## [EXERCISE GOAL]
Copy out all lines that hold "водопользователей".

## [RECORDS FOR THIS TASK]
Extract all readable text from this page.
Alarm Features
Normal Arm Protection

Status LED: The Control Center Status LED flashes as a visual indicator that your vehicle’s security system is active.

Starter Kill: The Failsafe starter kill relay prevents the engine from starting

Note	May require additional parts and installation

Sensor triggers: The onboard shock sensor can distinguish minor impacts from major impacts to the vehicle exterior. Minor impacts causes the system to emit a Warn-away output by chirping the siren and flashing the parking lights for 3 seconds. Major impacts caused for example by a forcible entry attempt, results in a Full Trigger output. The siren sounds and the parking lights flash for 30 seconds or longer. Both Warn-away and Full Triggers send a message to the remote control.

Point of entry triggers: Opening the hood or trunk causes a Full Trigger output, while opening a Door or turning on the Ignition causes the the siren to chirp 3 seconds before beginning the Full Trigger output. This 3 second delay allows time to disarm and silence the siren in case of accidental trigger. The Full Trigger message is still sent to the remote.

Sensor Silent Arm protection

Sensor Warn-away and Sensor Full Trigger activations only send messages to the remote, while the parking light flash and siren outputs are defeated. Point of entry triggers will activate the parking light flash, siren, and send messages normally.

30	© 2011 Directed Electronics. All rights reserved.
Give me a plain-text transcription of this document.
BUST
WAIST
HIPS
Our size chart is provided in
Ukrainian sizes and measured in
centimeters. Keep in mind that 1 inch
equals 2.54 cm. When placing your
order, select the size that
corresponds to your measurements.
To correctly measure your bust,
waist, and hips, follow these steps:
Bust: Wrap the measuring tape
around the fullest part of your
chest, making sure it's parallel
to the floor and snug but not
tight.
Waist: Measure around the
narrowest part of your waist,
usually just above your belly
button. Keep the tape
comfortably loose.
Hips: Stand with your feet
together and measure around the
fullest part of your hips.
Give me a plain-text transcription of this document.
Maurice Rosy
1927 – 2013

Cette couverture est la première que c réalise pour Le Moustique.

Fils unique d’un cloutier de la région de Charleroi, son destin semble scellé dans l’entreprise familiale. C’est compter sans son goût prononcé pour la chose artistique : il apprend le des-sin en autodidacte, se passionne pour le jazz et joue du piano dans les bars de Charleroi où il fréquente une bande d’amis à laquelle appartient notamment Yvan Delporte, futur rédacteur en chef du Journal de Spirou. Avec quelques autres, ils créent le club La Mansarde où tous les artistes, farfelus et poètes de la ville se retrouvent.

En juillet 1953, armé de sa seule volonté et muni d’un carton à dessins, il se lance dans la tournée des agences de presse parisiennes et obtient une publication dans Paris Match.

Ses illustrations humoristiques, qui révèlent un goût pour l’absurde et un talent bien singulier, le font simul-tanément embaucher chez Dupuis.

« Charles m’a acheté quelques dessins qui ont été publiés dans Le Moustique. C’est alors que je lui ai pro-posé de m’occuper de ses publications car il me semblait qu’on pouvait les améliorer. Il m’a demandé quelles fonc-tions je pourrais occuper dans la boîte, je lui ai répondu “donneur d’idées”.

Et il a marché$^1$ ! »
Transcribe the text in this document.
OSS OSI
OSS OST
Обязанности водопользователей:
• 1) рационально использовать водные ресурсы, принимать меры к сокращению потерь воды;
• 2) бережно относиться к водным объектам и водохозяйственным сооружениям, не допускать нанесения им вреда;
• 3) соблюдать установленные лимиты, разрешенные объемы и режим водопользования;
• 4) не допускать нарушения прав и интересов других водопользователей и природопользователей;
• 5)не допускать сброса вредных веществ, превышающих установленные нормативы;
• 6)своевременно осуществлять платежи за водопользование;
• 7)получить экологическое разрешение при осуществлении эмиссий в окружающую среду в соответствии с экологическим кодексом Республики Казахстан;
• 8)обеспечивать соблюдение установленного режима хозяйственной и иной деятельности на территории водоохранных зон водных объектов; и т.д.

## [REPLY]
Обязанности водопользователей:
• 4) не допускать нарушения прав и интересов других водопользователей и природопользователей;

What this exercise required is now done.